TASK REQUIREMENTS> If a line of the records holds the word "glyph", copy it out.

GIVEN RECORDS>
== Segment start ==
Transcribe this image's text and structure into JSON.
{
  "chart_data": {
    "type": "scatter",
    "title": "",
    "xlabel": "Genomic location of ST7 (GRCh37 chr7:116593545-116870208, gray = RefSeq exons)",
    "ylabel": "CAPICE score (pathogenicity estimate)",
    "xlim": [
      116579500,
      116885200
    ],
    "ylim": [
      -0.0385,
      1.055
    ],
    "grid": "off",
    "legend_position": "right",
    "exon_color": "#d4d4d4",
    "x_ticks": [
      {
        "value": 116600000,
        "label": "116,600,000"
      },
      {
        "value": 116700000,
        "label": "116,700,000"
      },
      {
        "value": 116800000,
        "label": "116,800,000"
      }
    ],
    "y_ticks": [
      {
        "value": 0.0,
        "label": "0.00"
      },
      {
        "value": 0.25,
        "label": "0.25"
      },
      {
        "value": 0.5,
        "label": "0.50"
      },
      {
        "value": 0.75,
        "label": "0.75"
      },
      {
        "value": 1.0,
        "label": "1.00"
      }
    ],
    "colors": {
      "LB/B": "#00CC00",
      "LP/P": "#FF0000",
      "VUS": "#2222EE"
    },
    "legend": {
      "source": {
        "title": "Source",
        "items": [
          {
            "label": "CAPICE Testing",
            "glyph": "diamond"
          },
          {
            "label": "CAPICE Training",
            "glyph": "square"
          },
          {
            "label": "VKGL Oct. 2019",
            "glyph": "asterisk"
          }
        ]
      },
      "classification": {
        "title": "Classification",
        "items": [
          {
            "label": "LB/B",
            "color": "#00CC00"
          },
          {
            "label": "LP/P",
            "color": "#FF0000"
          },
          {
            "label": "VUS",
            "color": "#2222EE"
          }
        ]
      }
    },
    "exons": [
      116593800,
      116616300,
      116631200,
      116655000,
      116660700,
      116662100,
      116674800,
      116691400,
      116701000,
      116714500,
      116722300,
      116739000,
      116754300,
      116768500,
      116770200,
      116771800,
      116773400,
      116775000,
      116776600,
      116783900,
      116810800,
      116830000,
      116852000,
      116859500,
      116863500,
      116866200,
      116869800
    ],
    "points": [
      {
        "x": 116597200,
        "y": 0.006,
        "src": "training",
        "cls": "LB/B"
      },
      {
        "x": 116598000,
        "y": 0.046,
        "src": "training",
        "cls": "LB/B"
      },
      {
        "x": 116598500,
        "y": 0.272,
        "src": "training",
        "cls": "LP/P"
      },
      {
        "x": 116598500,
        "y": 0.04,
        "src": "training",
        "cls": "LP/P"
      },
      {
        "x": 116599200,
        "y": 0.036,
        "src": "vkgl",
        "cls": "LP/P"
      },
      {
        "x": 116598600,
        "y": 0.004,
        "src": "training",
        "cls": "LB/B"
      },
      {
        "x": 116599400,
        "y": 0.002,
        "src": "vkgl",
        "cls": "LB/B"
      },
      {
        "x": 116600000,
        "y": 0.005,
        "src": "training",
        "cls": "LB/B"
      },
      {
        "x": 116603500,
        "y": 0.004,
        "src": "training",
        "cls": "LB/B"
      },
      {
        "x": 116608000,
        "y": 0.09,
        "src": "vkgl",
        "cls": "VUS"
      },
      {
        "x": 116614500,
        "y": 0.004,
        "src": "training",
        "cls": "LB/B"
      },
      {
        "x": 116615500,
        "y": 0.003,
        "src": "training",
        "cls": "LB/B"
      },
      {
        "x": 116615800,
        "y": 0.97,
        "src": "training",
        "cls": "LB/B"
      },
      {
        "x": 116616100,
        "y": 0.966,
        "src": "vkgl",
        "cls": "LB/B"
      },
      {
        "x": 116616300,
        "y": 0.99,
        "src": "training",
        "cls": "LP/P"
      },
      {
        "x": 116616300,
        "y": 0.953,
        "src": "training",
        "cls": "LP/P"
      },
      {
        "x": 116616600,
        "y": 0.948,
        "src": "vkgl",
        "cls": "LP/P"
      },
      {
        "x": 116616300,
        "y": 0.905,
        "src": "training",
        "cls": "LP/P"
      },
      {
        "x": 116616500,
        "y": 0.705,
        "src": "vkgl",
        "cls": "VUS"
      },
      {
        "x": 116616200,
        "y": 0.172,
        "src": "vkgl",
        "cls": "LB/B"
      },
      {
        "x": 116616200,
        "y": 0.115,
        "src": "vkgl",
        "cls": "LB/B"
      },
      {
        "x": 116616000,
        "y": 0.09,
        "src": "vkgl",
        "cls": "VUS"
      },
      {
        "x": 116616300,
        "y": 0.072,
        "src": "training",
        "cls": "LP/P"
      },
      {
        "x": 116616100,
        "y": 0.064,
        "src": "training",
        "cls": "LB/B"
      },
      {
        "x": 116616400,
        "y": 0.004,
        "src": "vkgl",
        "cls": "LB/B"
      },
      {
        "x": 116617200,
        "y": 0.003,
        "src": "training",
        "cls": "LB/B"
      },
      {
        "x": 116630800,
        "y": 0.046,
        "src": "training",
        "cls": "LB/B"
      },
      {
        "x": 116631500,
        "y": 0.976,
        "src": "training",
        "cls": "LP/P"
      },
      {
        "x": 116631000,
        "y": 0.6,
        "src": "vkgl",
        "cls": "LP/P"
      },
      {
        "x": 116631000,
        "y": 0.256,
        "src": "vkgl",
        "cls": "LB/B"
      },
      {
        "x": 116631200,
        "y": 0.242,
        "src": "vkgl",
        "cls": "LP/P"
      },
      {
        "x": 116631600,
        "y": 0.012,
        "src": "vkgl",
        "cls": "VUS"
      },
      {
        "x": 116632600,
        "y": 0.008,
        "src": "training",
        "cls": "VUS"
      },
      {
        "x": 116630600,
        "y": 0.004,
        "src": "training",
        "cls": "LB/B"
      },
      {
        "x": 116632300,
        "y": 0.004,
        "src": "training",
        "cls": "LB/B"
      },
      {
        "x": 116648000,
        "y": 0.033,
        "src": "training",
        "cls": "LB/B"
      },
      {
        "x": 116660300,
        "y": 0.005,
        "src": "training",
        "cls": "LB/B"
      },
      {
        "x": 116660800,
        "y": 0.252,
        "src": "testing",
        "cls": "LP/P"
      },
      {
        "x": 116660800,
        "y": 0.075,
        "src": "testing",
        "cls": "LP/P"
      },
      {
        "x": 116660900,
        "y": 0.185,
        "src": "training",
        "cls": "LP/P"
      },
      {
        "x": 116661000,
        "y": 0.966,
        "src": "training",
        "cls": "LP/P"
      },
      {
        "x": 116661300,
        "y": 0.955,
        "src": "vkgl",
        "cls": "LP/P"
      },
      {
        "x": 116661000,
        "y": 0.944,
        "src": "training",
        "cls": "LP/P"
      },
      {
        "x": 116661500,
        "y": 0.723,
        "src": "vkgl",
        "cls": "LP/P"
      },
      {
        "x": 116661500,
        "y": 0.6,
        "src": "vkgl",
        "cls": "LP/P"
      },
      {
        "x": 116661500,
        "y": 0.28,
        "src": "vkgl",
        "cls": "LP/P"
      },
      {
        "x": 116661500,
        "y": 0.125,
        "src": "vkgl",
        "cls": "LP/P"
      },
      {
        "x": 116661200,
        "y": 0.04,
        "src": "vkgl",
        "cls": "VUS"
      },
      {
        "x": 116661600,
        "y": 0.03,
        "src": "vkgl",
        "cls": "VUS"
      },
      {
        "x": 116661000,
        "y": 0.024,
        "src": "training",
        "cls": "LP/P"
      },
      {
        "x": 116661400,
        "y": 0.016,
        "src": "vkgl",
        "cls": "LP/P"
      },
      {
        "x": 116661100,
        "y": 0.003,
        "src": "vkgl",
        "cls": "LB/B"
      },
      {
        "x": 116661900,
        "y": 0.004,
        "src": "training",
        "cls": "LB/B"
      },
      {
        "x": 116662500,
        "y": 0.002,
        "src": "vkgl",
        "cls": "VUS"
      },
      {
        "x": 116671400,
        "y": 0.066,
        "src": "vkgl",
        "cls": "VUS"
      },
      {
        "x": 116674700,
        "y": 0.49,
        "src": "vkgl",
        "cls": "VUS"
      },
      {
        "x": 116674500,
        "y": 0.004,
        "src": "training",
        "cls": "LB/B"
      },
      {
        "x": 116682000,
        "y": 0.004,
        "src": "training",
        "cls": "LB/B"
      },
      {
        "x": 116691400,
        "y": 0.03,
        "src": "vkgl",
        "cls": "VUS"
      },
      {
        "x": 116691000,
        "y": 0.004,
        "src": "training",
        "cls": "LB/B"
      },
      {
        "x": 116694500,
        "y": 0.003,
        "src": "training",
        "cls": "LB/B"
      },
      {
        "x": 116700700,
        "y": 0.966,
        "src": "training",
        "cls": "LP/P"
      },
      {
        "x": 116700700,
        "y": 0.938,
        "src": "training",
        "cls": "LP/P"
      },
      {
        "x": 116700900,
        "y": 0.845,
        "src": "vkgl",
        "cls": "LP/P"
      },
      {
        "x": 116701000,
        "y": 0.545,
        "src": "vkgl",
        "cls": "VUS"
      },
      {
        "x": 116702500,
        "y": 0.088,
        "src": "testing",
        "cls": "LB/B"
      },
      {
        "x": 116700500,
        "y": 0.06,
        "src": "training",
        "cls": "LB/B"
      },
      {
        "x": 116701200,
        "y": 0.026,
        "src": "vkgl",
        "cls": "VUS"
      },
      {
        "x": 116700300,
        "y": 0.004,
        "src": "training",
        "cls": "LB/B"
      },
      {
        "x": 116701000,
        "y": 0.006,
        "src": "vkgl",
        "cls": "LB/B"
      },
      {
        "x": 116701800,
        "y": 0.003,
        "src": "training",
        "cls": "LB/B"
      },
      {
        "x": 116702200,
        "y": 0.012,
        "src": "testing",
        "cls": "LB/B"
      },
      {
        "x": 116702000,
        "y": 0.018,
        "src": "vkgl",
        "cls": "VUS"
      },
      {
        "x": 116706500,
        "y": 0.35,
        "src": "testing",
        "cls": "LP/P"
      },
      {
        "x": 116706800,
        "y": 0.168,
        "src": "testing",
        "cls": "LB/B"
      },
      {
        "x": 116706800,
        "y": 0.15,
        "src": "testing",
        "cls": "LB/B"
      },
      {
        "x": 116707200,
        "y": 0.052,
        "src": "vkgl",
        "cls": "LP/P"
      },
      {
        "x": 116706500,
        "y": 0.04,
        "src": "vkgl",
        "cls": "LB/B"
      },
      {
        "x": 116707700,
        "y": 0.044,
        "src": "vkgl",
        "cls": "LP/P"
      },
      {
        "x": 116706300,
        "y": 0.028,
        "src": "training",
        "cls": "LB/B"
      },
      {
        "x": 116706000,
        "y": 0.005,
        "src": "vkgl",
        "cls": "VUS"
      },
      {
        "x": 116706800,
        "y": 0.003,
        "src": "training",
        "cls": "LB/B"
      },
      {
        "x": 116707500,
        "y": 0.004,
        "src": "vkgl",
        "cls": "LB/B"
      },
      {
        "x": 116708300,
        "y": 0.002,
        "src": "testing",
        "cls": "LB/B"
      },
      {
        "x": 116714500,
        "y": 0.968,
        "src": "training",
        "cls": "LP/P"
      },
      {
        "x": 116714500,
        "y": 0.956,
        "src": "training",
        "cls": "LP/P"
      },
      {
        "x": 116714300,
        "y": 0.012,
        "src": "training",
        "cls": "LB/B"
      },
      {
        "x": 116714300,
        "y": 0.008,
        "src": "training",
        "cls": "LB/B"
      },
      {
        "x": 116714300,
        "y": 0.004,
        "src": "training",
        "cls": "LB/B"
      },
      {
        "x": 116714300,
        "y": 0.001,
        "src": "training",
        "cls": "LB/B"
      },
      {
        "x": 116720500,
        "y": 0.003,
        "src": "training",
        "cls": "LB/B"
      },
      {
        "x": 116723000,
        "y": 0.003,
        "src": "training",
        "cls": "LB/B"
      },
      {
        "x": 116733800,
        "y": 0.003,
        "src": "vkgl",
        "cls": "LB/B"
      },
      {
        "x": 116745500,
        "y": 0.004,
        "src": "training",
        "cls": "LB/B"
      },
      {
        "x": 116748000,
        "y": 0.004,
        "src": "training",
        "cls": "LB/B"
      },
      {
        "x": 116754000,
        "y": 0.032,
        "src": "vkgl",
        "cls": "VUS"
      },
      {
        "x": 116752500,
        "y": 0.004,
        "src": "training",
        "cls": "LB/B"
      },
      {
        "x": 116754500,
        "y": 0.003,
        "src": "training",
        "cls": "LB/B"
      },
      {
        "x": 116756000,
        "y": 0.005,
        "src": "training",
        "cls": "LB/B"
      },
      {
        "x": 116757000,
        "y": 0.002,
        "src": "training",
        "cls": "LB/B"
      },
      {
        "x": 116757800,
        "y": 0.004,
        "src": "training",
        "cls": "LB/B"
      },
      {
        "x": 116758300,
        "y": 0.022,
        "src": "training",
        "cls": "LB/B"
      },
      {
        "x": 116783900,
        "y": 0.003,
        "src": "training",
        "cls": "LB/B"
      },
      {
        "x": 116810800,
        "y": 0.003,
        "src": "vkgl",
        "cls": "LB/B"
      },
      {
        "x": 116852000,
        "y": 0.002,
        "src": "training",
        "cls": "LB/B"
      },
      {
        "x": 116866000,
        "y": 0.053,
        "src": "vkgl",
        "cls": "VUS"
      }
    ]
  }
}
== Segment end ==
REPLY TO THE EXERCISE>
            "glyph": "diamond"
            "glyph": "square"
            "glyph": "asterisk"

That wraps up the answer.